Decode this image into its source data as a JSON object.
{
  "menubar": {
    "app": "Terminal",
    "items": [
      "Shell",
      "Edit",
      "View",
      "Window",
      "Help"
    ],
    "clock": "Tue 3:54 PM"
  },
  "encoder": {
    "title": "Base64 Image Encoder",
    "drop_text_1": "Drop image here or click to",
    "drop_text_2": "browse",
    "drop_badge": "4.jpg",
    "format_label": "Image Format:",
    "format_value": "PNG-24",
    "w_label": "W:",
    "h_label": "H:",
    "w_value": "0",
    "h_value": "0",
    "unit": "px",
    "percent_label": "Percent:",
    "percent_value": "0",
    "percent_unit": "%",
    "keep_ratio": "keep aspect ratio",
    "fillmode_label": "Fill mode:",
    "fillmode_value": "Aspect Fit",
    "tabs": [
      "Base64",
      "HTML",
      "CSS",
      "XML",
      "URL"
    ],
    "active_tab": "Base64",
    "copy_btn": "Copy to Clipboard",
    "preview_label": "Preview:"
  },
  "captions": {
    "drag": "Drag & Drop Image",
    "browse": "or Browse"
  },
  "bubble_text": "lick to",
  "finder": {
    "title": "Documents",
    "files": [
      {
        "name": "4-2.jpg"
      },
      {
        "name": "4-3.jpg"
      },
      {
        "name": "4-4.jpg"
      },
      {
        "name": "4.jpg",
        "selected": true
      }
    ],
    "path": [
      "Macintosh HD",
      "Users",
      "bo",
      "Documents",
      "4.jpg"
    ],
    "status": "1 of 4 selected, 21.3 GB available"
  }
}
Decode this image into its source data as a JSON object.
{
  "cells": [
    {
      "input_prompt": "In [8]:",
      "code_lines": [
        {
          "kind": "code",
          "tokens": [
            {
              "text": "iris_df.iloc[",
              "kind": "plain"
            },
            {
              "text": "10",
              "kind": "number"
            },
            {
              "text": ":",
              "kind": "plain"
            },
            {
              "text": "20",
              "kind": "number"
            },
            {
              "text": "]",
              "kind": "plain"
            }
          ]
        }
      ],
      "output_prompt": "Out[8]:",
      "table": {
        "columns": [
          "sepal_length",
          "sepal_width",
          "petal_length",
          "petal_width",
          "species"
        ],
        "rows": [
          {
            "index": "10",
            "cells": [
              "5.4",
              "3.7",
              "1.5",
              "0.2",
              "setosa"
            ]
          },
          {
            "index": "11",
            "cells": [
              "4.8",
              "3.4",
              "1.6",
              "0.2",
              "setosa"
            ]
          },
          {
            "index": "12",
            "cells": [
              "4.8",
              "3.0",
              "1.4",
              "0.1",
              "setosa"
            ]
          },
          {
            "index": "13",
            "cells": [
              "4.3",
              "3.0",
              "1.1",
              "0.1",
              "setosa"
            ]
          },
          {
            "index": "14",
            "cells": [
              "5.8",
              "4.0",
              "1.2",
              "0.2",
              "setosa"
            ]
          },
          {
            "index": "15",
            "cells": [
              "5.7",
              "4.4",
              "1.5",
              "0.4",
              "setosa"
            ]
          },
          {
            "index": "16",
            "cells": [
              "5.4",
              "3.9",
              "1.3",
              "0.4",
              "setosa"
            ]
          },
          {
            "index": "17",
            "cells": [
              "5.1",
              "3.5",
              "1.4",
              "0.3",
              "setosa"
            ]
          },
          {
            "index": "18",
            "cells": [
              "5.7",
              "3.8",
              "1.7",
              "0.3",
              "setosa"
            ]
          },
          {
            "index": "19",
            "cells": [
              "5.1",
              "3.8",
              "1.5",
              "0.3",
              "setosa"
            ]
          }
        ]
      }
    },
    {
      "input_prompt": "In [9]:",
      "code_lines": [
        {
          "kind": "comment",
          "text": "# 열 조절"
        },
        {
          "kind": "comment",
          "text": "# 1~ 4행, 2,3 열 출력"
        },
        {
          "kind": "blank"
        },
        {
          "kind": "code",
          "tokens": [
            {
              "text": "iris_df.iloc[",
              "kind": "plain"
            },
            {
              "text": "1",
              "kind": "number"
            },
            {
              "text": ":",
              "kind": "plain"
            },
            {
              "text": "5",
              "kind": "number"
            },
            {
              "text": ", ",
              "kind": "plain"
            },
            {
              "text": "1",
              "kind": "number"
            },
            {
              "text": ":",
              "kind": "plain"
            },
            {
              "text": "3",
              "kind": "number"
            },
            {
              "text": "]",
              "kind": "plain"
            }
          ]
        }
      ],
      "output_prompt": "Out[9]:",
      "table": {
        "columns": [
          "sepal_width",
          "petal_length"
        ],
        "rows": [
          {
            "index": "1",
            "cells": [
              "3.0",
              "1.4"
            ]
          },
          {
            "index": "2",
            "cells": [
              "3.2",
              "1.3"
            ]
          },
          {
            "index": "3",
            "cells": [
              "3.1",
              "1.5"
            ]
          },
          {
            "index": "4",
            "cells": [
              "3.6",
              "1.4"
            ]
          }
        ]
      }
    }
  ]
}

**SET EXERCISE:** Copy the entries above exactly, leaving none out.

**FULL OUTPUT:**
Decode this image into its source data as a JSON object.
{
  "menubar": {
    "app": "Terminal",
    "items": [
      "Shell",
      "Edit",
      "View",
      "Window",
      "Help"
    ],
    "clock": "Tue 3:54 PM"
  },
  "encoder": {
    "title": "Base64 Image Encoder",
    "drop_text_1": "Drop image here or click to",
    "drop_text_2": "browse",
    "drop_badge": "4.jpg",
    "format_label": "Image Format:",
    "format_value": "PNG-24",
    "w_label": "W:",
    "h_label": "H:",
    "w_value": "0",
    "h_value": "0",
    "unit": "px",
    "percent_label": "Percent:",
    "percent_value": "0",
    "percent_unit": "%",
    "keep_ratio": "keep aspect ratio",
    "fillmode_label": "Fill mode:",
    "fillmode_value": "Aspect Fit",
    "tabs": [
      "Base64",
      "HTML",
      "CSS",
      "XML",
      "URL"
    ],
    "active_tab": "Base64",
    "copy_btn": "Copy to Clipboard",
    "preview_label": "Preview:"
  },
  "captions": {
    "drag": "Drag & Drop Image",
    "browse": "or Browse"
  },
  "bubble_text": "lick to",
  "finder": {
    "title": "Documents",
    "files": [
      {
        "name": "4-2.jpg"
      },
      {
        "name": "4-3.jpg"
      },
      {
        "name": "4-4.jpg"
      },
      {
        "name": "4.jpg",
        "selected": true
      }
    ],
    "path": [
      "Macintosh HD",
      "Users",
      "bo",
      "Documents",
      "4.jpg"
    ],
    "status": "1 of 4 selected, 21.3 GB available"
  }
}
Decode this image into its source data as a JSON object.
{
  "cells": [
    {
      "input_prompt": "In [8]:",
      "code_lines": [
        {
          "kind": "code",
          "tokens": [
            {
              "text": "iris_df.iloc[",
              "kind": "plain"
            },
            {
              "text": "10",
              "kind": "number"
            },
            {
              "text": ":",
              "kind": "plain"
            },
            {
              "text": "20",
              "kind": "number"
            },
            {
              "text": "]",
              "kind": "plain"
            }
          ]
        }
      ],
      "output_prompt": "Out[8]:",
      "table": {
        "columns": [
          "sepal_length",
          "sepal_width",
          "petal_length",
          "petal_width",
          "species"
        ],
        "rows": [
          {
            "index": "10",
            "cells": [
              "5.4",
              "3.7",
              "1.5",
              "0.2",
              "setosa"
            ]
          },
          {
            "index": "11",
            "cells": [
              "4.8",
              "3.4",
              "1.6",
              "0.2",
              "setosa"
            ]
          },
          {
            "index": "12",
            "cells": [
              "4.8",
              "3.0",
              "1.4",
              "0.1",
              "setosa"
            ]
          },
          {
            "index": "13",
            "cells": [
              "4.3",
              "3.0",
              "1.1",
              "0.1",
              "setosa"
            ]
          },
          {
            "index": "14",
            "cells": [
              "5.8",
              "4.0",
              "1.2",
              "0.2",
              "setosa"
            ]
          },
          {
            "index": "15",
            "cells": [
              "5.7",
              "4.4",
              "1.5",
              "0.4",
              "setosa"
            ]
          },
          {
            "index": "16",
            "cells": [
              "5.4",
              "3.9",
              "1.3",
              "0.4",
              "setosa"
            ]
          },
          {
            "index": "17",
            "cells": [
              "5.1",
              "3.5",
              "1.4",
              "0.3",
              "setosa"
            ]
          },
          {
            "index": "18",
            "cells": [
              "5.7",
              "3.8",
              "1.7",
              "0.3",
              "setosa"
            ]
          },
          {
            "index": "19",
            "cells": [
              "5.1",
              "3.8",
              "1.5",
              "0.3",
              "setosa"
            ]
          }
        ]
      }
    },
    {
      "input_prompt": "In [9]:",
      "code_lines": [
        {
          "kind": "comment",
          "text": "# 열 조절"
        },
        {
          "kind": "comment",
          "text": "# 1~ 4행, 2,3 열 출력"
        },
        {
          "kind": "blank"
        },
        {
          "kind": "code",
          "tokens": [
            {
              "text": "iris_df.iloc[",
              "kind": "plain"
            },
            {
              "text": "1",
              "kind": "number"
            },
            {
              "text": ":",
              "kind": "plain"
            },
            {
              "text": "5",
              "kind": "number"
            },
            {
              "text": ", ",
              "kind": "plain"
            },
            {
              "text": "1",
              "kind": "number"
            },
            {
              "text": ":",
              "kind": "plain"
            },
            {
              "text": "3",
              "kind": "number"
            },
            {
              "text": "]",
              "kind": "plain"
            }
          ]
        }
      ],
      "output_prompt": "Out[9]:",
      "table": {
        "columns": [
          "sepal_width",
          "petal_length"
        ],
        "rows": [
          {
            "index": "1",
            "cells": [
              "3.0",
              "1.4"
            ]
          },
          {
            "index": "2",
            "cells": [
              "3.2",
              "1.3"
            ]
          },
          {
            "index": "3",
            "cells": [
              "3.1",
              "1.5"
            ]
          },
          {
            "index": "4",
            "cells": [
              "3.6",
              "1.4"
            ]
          }
        ]
      }
    }
  ]
}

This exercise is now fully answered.